Dataset entries:

+++

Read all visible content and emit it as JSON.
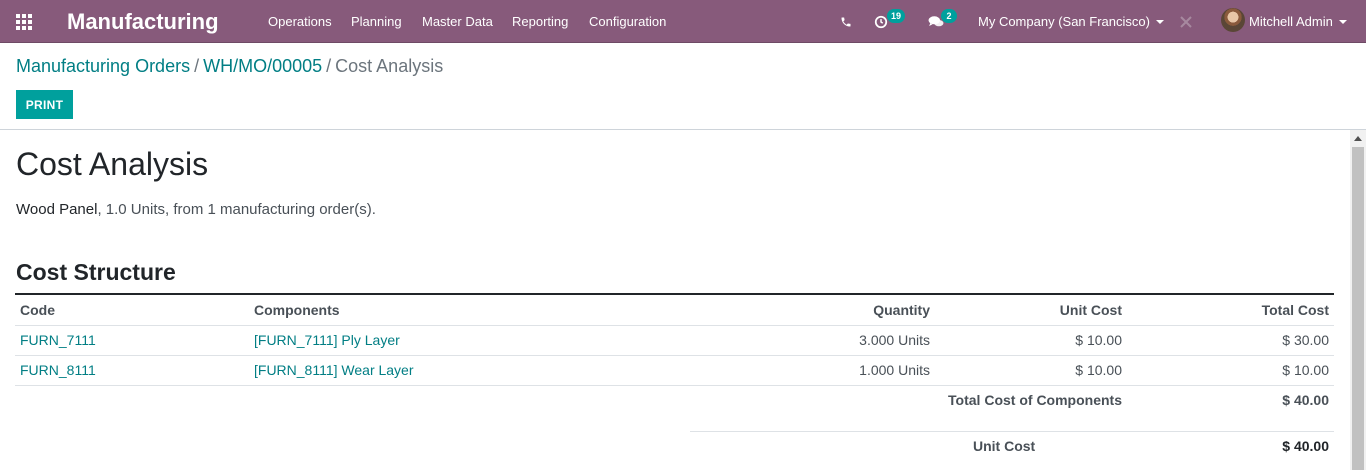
{
  "navbar": {
    "app_icon": "apps-grid-icon",
    "brand": "Manufacturing",
    "menu": [
      "Operations",
      "Planning",
      "Master Data",
      "Reporting",
      "Configuration"
    ],
    "phone_icon": "phone-icon",
    "activity_icon": "activity-clock-icon",
    "activity_count": "19",
    "chat_icon": "chat-bubbles-icon",
    "message_count": "2",
    "company": "My Company (San Francisco)",
    "close_icon": "close-x-icon",
    "user": "Mitchell Admin"
  },
  "breadcrumb": {
    "items": [
      "Manufacturing Orders",
      "WH/MO/00005"
    ],
    "separator": "/",
    "current": "Cost Analysis"
  },
  "buttons": {
    "print": "PRINT"
  },
  "report": {
    "title": "Cost Analysis",
    "product": "Wood Panel",
    "summary_rest": ", 1.0 Units, from 1 manufacturing order(s).",
    "section_title": "Cost Structure",
    "columns": [
      "Code",
      "Components",
      "Quantity",
      "Unit Cost",
      "Total Cost"
    ],
    "rows": [
      {
        "code": "FURN_7111",
        "component": "[FURN_7111] Ply Layer",
        "quantity": "3.000 Units",
        "unit_cost": "$ 10.00",
        "total_cost": "$ 30.00"
      },
      {
        "code": "FURN_8111",
        "component": "[FURN_8111] Wear Layer",
        "quantity": "1.000 Units",
        "unit_cost": "$ 10.00",
        "total_cost": "$ 10.00"
      }
    ],
    "total_components_label": "Total Cost of Components",
    "total_components_value": "$ 40.00",
    "unit_cost_label": "Unit Cost",
    "unit_cost_value": "$ 40.00"
  },
  "colors": {
    "navbar": "#875a7b",
    "primary": "#00a09d",
    "link": "#017e84"
  }
}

+++

WHAT YOU SHOULD DO:
State how many lines of the records above contain "icon", with no words besides the number.

SOLVED EXERCISE:
5